- [TASK DIRECTIONS]:
Could you transcribe the material below exactly, without leaving out a single line?

- [Raw records]:
= = = =

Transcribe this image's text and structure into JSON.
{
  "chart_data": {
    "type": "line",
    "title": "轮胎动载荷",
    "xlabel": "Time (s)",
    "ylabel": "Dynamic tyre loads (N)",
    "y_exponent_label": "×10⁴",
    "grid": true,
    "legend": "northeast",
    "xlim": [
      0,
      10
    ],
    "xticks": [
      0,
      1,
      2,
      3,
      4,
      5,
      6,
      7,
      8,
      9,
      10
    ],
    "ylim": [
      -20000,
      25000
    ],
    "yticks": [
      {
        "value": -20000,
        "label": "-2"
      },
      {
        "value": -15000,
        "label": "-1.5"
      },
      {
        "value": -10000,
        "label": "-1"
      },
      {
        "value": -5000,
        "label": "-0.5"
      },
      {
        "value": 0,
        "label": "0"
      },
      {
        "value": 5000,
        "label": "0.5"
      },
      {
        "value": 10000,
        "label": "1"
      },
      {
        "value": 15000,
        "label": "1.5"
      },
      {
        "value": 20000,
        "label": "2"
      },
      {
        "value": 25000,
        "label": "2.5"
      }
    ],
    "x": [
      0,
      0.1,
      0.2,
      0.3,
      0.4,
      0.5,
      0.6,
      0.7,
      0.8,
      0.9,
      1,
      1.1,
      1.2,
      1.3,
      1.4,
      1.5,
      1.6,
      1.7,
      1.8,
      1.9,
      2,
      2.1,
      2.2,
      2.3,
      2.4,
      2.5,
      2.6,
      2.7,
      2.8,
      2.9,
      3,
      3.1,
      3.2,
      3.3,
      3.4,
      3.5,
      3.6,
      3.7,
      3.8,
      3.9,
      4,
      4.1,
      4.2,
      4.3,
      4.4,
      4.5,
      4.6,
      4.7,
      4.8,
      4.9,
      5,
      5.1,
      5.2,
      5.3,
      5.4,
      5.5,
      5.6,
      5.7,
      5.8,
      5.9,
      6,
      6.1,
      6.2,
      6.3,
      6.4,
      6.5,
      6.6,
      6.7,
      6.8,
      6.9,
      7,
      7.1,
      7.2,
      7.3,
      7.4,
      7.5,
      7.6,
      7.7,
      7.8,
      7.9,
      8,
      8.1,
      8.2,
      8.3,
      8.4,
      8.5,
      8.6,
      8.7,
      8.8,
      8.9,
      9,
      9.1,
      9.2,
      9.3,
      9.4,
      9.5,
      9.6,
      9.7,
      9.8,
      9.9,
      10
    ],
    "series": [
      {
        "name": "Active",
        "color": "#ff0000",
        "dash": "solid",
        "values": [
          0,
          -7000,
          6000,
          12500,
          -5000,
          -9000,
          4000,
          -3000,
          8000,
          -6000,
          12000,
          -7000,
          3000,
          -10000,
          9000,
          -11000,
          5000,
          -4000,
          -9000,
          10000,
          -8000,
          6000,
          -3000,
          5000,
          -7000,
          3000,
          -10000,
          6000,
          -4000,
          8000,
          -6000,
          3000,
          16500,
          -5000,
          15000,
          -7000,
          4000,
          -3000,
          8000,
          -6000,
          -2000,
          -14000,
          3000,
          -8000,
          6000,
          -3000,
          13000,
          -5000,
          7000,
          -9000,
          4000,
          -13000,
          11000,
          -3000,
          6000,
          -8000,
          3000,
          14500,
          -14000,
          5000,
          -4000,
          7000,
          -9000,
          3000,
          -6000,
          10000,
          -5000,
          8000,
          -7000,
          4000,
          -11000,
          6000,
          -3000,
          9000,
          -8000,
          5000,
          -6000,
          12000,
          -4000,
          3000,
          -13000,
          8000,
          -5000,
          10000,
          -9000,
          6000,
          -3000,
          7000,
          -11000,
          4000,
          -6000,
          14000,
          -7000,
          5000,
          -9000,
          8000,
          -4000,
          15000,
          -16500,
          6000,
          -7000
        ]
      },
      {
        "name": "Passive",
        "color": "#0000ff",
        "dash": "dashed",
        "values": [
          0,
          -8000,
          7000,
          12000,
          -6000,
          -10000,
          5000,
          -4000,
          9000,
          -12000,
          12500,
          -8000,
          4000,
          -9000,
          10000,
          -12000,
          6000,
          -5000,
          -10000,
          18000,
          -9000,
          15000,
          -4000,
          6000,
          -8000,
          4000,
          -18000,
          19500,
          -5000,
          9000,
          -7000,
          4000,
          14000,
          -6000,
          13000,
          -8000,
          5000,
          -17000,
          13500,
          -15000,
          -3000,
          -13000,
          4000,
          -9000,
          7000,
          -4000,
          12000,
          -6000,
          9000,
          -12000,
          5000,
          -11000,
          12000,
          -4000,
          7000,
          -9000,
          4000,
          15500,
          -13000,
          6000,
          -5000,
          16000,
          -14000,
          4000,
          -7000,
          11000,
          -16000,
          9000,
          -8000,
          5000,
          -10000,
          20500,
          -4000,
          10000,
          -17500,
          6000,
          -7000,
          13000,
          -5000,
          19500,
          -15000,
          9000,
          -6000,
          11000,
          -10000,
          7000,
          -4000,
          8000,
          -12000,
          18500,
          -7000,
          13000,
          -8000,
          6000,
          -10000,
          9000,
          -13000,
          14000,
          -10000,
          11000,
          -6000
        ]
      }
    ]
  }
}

= = = =

- [ANSWER TO THIS TASK]:
Transcribe this image's text and structure into JSON.
{
  "chart_data": {
    "type": "line",
    "title": "轮胎动载荷",
    "xlabel": "Time (s)",
    "ylabel": "Dynamic tyre loads (N)",
    "y_exponent_label": "×10⁴",
    "grid": true,
    "legend": "northeast",
    "xlim": [
      0,
      10
    ],
    "xticks": [
      0,
      1,
      2,
      3,
      4,
      5,
      6,
      7,
      8,
      9,
      10
    ],
    "ylim": [
      -20000,
      25000
    ],
    "yticks": [
      {
        "value": -20000,
        "label": "-2"
      },
      {
        "value": -15000,
        "label": "-1.5"
      },
      {
        "value": -10000,
        "label": "-1"
      },
      {
        "value": -5000,
        "label": "-0.5"
      },
      {
        "value": 0,
        "label": "0"
      },
      {
        "value": 5000,
        "label": "0.5"
      },
      {
        "value": 10000,
        "label": "1"
      },
      {
        "value": 15000,
        "label": "1.5"
      },
      {
        "value": 20000,
        "label": "2"
      },
      {
        "value": 25000,
        "label": "2.5"
      }
    ],
    "x": [
      0,
      0.1,
      0.2,
      0.3,
      0.4,
      0.5,
      0.6,
      0.7,
      0.8,
      0.9,
      1,
      1.1,
      1.2,
      1.3,
      1.4,
      1.5,
      1.6,
      1.7,
      1.8,
      1.9,
      2,
      2.1,
      2.2,
      2.3,
      2.4,
      2.5,
      2.6,
      2.7,
      2.8,
      2.9,
      3,
      3.1,
      3.2,
      3.3,
      3.4,
      3.5,
      3.6,
      3.7,
      3.8,
      3.9,
      4,
      4.1,
      4.2,
      4.3,
      4.4,
      4.5,
      4.6,
      4.7,
      4.8,
      4.9,
      5,
      5.1,
      5.2,
      5.3,
      5.4,
      5.5,
      5.6,
      5.7,
      5.8,
      5.9,
      6,
      6.1,
      6.2,
      6.3,
      6.4,
      6.5,
      6.6,
      6.7,
      6.8,
      6.9,
      7,
      7.1,
      7.2,
      7.3,
      7.4,
      7.5,
      7.6,
      7.7,
      7.8,
      7.9,
      8,
      8.1,
      8.2,
      8.3,
      8.4,
      8.5,
      8.6,
      8.7,
      8.8,
      8.9,
      9,
      9.1,
      9.2,
      9.3,
      9.4,
      9.5,
      9.6,
      9.7,
      9.8,
      9.9,
      10
    ],
    "series": [
      {
        "name": "Active",
        "color": "#ff0000",
        "dash": "solid",
        "values": [
          0,
          -7000,
          6000,
          12500,
          -5000,
          -9000,
          4000,
          -3000,
          8000,
          -6000,
          12000,
          -7000,
          3000,
          -10000,
          9000,
          -11000,
          5000,
          -4000,
          -9000,
          10000,
          -8000,
          6000,
          -3000,
          5000,
          -7000,
          3000,
          -10000,
          6000,
          -4000,
          8000,
          -6000,
          3000,
          16500,
          -5000,
          15000,
          -7000,
          4000,
          -3000,
          8000,
          -6000,
          -2000,
          -14000,
          3000,
          -8000,
          6000,
          -3000,
          13000,
          -5000,
          7000,
          -9000,
          4000,
          -13000,
          11000,
          -3000,
          6000,
          -8000,
          3000,
          14500,
          -14000,
          5000,
          -4000,
          7000,
          -9000,
          3000,
          -6000,
          10000,
          -5000,
          8000,
          -7000,
          4000,
          -11000,
          6000,
          -3000,
          9000,
          -8000,
          5000,
          -6000,
          12000,
          -4000,
          3000,
          -13000,
          8000,
          -5000,
          10000,
          -9000,
          6000,
          -3000,
          7000,
          -11000,
          4000,
          -6000,
          14000,
          -7000,
          5000,
          -9000,
          8000,
          -4000,
          15000,
          -16500,
          6000,
          -7000
        ]
      },
      {
        "name": "Passive",
        "color": "#0000ff",
        "dash": "dashed",
        "values": [
          0,
          -8000,
          7000,
          12000,
          -6000,
          -10000,
          5000,
          -4000,
          9000,
          -12000,
          12500,
          -8000,
          4000,
          -9000,
          10000,
          -12000,
          6000,
          -5000,
          -10000,
          18000,
          -9000,
          15000,
          -4000,
          6000,
          -8000,
          4000,
          -18000,
          19500,
          -5000,
          9000,
          -7000,
          4000,
          14000,
          -6000,
          13000,
          -8000,
          5000,
          -17000,
          13500,
          -15000,
          -3000,
          -13000,
          4000,
          -9000,
          7000,
          -4000,
          12000,
          -6000,
          9000,
          -12000,
          5000,
          -11000,
          12000,
          -4000,
          7000,
          -9000,
          4000,
          15500,
          -13000,
          6000,
          -5000,
          16000,
          -14000,
          4000,
          -7000,
          11000,
          -16000,
          9000,
          -8000,
          5000,
          -10000,
          20500,
          -4000,
          10000,
          -17500,
          6000,
          -7000,
          13000,
          -5000,
          19500,
          -15000,
          9000,
          -6000,
          11000,
          -10000,
          7000,
          -4000,
          8000,
          -12000,
          18500,
          -7000,
          13000,
          -8000,
          6000,
          -10000,
          9000,
          -13000,
          14000,
          -10000,
          11000,
          -6000
        ]
      }
    ]
  }
}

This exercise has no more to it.